▸ TASK OBJECTIVE
In the listing that follows, how many lines contain "arrow"? Give the number only.

------ MATERIAL PROVIDED

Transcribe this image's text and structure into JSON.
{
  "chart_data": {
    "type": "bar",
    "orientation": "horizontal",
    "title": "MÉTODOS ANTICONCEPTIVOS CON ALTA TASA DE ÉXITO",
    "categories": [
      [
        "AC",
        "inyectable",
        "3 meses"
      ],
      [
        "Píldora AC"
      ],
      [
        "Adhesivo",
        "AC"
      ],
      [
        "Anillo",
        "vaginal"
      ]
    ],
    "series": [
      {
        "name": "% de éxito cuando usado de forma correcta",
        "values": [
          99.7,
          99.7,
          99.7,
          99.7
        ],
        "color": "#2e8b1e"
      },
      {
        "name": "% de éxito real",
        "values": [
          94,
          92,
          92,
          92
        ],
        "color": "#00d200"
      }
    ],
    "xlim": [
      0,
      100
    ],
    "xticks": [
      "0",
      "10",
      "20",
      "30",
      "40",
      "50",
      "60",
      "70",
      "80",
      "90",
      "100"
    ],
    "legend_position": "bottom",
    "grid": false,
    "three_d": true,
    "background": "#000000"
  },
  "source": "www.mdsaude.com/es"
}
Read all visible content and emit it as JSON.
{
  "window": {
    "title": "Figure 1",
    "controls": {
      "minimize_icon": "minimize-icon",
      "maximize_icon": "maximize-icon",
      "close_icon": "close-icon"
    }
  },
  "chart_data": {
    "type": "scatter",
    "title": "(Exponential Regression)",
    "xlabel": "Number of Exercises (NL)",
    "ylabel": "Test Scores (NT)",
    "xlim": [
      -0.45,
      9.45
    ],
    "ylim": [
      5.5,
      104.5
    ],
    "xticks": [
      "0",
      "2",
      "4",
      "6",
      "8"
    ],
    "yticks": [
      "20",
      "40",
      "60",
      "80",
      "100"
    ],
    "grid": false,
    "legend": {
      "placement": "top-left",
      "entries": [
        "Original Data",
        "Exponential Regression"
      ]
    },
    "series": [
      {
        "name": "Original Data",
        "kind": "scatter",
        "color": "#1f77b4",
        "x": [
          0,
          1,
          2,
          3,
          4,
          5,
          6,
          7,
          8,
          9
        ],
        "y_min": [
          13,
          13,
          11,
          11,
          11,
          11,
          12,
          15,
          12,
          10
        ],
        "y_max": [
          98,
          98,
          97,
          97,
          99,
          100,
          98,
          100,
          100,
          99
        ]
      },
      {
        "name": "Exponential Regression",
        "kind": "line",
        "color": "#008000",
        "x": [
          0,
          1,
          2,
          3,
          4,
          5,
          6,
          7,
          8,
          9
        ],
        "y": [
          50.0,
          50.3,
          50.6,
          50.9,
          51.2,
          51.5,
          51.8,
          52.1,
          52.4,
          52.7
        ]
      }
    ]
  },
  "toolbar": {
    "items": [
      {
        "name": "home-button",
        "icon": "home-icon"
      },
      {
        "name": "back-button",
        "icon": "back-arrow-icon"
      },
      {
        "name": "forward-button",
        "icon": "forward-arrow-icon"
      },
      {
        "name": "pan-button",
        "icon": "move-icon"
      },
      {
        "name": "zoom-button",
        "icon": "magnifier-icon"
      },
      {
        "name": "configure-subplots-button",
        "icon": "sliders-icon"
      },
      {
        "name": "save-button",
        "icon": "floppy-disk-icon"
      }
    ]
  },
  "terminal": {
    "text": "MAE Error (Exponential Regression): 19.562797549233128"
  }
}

------------

▸ COMPLETE OUTPUT
2